# Problem requirements
Single out the lines of the material that contain "informações" and copy them.

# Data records
** BEGIN **

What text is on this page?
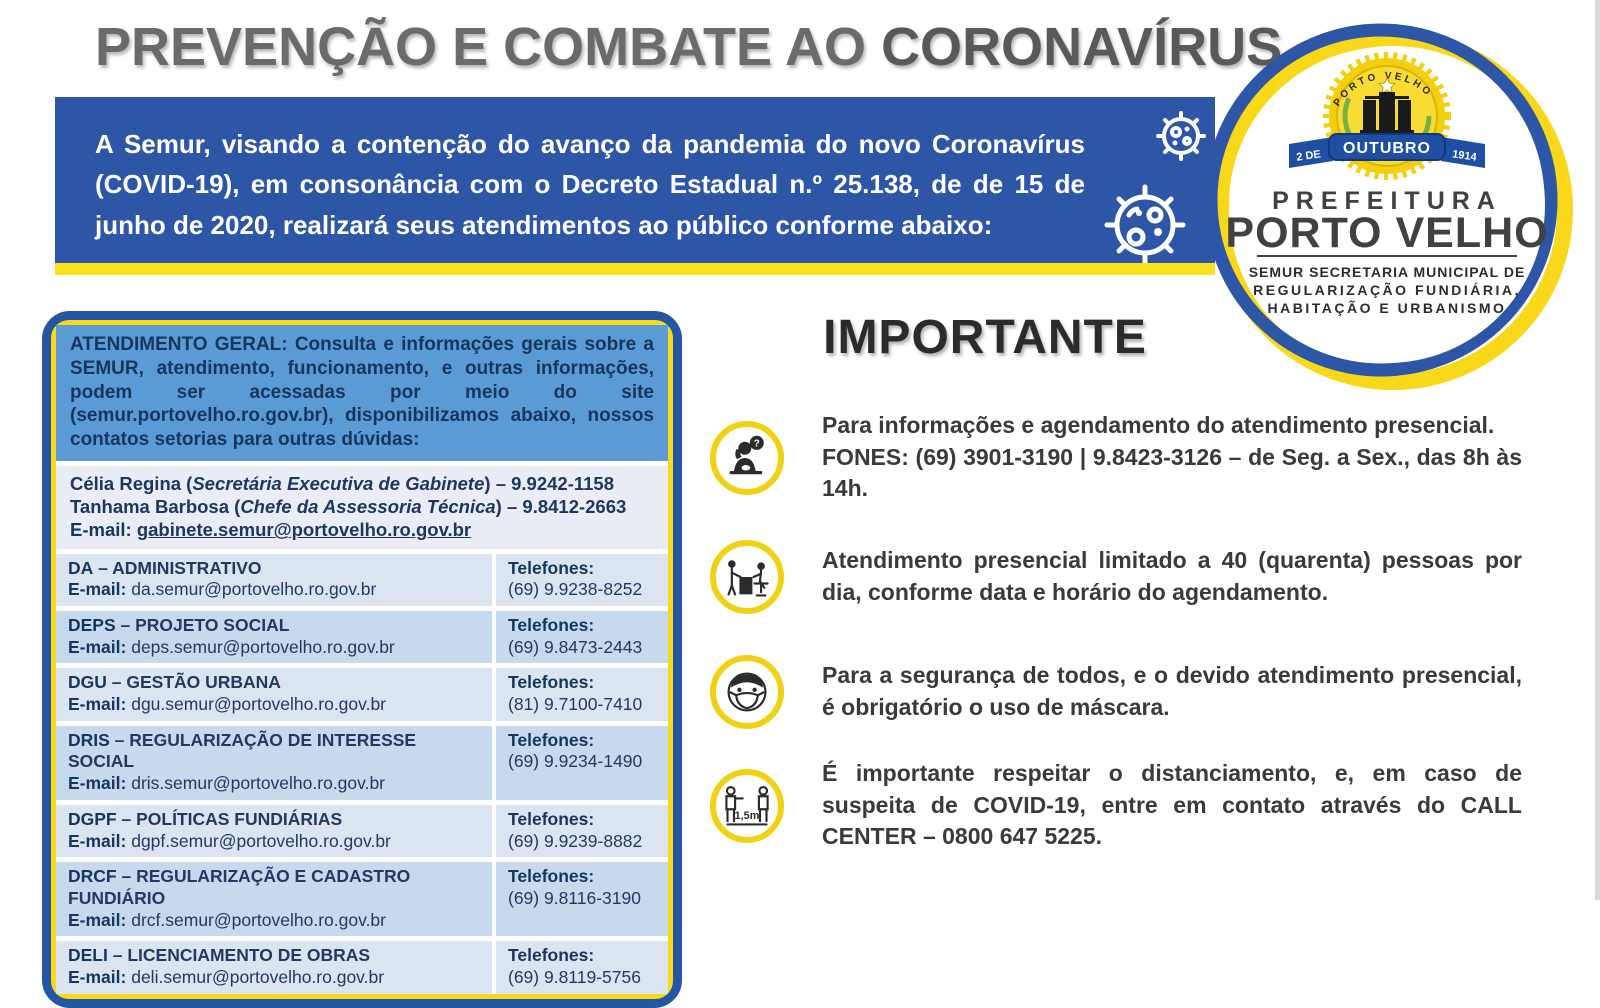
PREVENÇÃO E COMBATE AO CORONAVÍRUS
A Semur, visando a contenção do avanço da pandemia do novo Coronavírus (COVID-19), em consonância com o Decreto Estadual n.º 25.138, de de 15 de junho de 2020, realizará seus atendimentos ao público conforme abaixo:
PORTO VELHO
OUTUBRO
2 DE	1914
PREFEITURA
PORTO VELHO
SEMUR SECRETARIA MUNICIPAL DE
REGULARIZAÇÃO FUNDIÁRIA,
HABITAÇÃO E URBANISMO
ATENDIMENTO GERAL: Consulta e informações gerais sobre a SEMUR, atendimento, funcionamento, e outras informações, podem ser acessadas por meio do site (semur.portovelho.ro.gov.br), disponibilizamos abaixo, nossos contatos setorias para outras dúvidas:
Célia Regina (Secretária Executiva de Gabinete) – 9.9242-1158
Tanhama Barbosa (Chefe da Assessoria Técnica) – 9.8412-2663
E-mail: gabinete.semur@portovelho.ro.gov.br
DA – ADMINISTRATIVO
E-mail: da.semur@portovelho.ro.gov.br
Telefones:
(69) 9.9238-8252
DEPS – PROJETO SOCIAL
E-mail: deps.semur@portovelho.ro.gov.br
Telefones:
(69) 9.8473-2443
DGU – GESTÃO URBANA
E-mail: dgu.semur@portovelho.ro.gov.br
Telefones:
(81) 9.7100-7410
DRIS – REGULARIZAÇÃO DE INTERESSE SOCIAL
E-mail: dris.semur@portovelho.ro.gov.br
Telefones:
(69) 9.9234-1490
DGPF – POLÍTICAS FUNDIÁRIAS
E-mail: dgpf.semur@portovelho.ro.gov.br
Telefones:
(69) 9.9239-8882
DRCF – REGULARIZAÇÃO E CADASTRO FUNDIÁRIO
E-mail: drcf.semur@portovelho.ro.gov.br
Telefones:
(69) 9.8116-3190
DELI – LICENCIAMENTO DE OBRAS
E-mail: deli.semur@portovelho.ro.gov.br
Telefones:
(69) 9.8119-5756
IMPORTANTE
Para informações e agendamento do atendimento presencial.
FONES: (69) 3901-3190 | 9.8423-3126 – de Seg. a Sex., das 8h às 14h.
Atendimento presencial limitado a 40 (quarenta) pessoas por dia, conforme data e horário do agendamento.
Para a segurança de todos, e o devido atendimento presencial, é obrigatório o uso de máscara.
É importante respeitar o distanciamento, e, em caso de suspeita de COVID-19, entre em contato através do CALL CENTER – 0800 647 5225.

** END **

# Output of the task
ATENDIMENTO GERAL: Consulta e informações gerais sobre a SEMUR, atendimento, funcionamento, e outras informações, podem ser acessadas por meio do site (semur.portovelho.ro.gov.br), disponibilizamos abaixo, nossos contatos setorias para outras dúvidas:
Para informações e agendamento do atendimento presencial.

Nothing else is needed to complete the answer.